__Set problem__
Reproduce the stretch of the resilience article from "- Natural disasters have caused" through "minute (Gartner estimate).", word for word.

__Document__
In this environment, the BCI’s challenge to organizations is well placed. If you agree, the problem is never the lack of awareness but a misplaced sense of preparedness! If organizations believe that they are well placed just because they have an established resilience management function, some tools and software, documented BC plans that were tested, established KPI and KRI metrics, governance forums, and so on; then it is only half the battle won.
The Numbers Don't Lie — And They Hit Hard
I am a big fan of statistics because numbers do not lie and they hit hard! So, here’s some, although there’re so many others to drive the point home.
- The current global financial costs of cybercrime are challenging to estimate, but most surveys estimate it at about $500B every year.
- Natural disasters have caused over $250 billion in economic losses in recent years (global insurance data).
- Companies lose up to 45% of one year’s profits over a decade due to supply chain disruptions (McKinsey).
- Natural disasters have increased by five times over the past 50 years (UN).
- 96% of organizations experienced operational disruption in the last two years (Everbridge).
- The average cost of IT downtime is $5,600 per minute (Gartner estimate).
- 75% of executives say digital risk is increasing faster than their ability to manage it (Accenture).
- 50%+ of global GDP is moderately or highly dependent on nature and ecosystem services (WEF).
- 44% of organizations have already experienced negative consequences from AI-related risks (WEF).
- 80% of organizations say recovery is taking longer than it did five years ago (BCI).
Whew! Not easy data to digest! The BCI and other industry surveys have established that almost 77% of organizations believe they are resilient, but only 27% have validated that confidence through stress testing. An EY report also claimed that 64% of executives admit their risk management strategies lag behind the pace of change.
Have we really factored some aspects around threats like, say, third-party and other supply chain disruptions? Organizations can expect disruptions lasting a month or more every four or so years. Is that covered, or do we have a continuity plan relying on outdated assumptions about stability and recovery time? And with all the focus on third party risk, only 21% of organizations report having full visibility into their supply chains, leaving significant blind spots.

__Supplied information__
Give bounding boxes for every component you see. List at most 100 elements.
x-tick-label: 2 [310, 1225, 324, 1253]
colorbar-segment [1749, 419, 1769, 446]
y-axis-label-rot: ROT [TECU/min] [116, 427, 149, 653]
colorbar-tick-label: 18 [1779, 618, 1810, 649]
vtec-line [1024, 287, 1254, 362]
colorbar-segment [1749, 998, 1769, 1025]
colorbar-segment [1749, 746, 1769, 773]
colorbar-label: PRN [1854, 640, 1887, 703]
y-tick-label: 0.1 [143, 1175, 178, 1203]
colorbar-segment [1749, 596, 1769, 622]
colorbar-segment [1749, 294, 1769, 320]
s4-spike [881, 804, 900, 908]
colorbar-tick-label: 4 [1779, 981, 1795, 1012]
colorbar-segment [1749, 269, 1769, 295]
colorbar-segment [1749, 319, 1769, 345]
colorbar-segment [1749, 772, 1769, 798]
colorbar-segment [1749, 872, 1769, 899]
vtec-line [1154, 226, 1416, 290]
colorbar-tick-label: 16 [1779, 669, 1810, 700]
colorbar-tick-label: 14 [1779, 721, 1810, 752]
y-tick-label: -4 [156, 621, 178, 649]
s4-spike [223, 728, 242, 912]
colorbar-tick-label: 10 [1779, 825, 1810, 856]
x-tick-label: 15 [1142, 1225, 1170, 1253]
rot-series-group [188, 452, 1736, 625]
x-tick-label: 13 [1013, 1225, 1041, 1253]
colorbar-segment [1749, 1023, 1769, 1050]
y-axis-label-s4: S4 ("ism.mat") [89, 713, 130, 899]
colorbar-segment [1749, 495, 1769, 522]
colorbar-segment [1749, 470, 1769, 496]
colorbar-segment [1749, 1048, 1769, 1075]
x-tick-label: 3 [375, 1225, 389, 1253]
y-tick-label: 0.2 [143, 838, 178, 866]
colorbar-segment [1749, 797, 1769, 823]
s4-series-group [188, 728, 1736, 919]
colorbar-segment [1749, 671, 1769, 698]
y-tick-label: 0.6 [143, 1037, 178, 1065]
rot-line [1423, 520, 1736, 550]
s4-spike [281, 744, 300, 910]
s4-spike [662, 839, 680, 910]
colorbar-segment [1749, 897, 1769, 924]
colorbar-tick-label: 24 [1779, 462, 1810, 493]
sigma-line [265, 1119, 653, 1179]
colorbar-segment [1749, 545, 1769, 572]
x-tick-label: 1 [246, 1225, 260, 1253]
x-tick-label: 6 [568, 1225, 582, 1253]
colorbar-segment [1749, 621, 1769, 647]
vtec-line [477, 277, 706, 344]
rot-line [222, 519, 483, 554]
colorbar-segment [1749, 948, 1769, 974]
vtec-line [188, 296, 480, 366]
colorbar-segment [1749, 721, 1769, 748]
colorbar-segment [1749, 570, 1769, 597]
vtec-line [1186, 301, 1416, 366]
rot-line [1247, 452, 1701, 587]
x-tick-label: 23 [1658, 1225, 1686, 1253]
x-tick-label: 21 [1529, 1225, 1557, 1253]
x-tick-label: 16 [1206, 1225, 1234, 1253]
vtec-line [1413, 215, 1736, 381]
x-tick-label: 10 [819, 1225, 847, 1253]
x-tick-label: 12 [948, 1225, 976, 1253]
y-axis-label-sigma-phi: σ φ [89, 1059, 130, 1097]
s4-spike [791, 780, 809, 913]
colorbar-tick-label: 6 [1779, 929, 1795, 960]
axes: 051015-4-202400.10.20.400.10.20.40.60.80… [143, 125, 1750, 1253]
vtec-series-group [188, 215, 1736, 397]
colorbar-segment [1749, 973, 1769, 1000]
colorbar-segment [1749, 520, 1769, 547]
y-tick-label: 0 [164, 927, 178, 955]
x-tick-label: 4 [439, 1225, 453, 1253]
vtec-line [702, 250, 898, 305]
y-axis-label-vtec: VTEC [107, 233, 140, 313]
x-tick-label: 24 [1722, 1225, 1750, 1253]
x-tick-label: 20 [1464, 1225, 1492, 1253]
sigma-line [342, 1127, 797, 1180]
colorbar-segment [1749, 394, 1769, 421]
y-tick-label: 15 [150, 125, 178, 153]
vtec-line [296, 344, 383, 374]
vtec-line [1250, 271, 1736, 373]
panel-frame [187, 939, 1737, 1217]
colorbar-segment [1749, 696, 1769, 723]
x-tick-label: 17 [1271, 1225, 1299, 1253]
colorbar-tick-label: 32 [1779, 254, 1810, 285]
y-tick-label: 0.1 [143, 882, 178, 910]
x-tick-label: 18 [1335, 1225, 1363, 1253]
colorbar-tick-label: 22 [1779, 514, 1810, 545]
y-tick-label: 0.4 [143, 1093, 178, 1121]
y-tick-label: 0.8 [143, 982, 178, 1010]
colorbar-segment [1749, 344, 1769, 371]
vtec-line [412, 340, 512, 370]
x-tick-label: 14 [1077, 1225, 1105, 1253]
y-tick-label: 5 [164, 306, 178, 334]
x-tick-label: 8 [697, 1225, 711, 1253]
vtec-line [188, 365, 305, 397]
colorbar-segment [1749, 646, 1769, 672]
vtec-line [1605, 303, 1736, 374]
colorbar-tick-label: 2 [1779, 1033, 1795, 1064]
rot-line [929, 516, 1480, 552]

__Final answer__
- Natural disasters have caused over $250 billion in economic losses in recent years (global insurance data).
- Companies lose up to 45% of one year’s profits over a decade due to supply chain disruptions (McKinsey).
- Natural disasters have increased by five times over the past 50 years (UN).
- 96% of organizations experienced operational disruption in the last two years (Everbridge).
- The average cost of IT downtime is $5,600 per minute (Gartner estimate).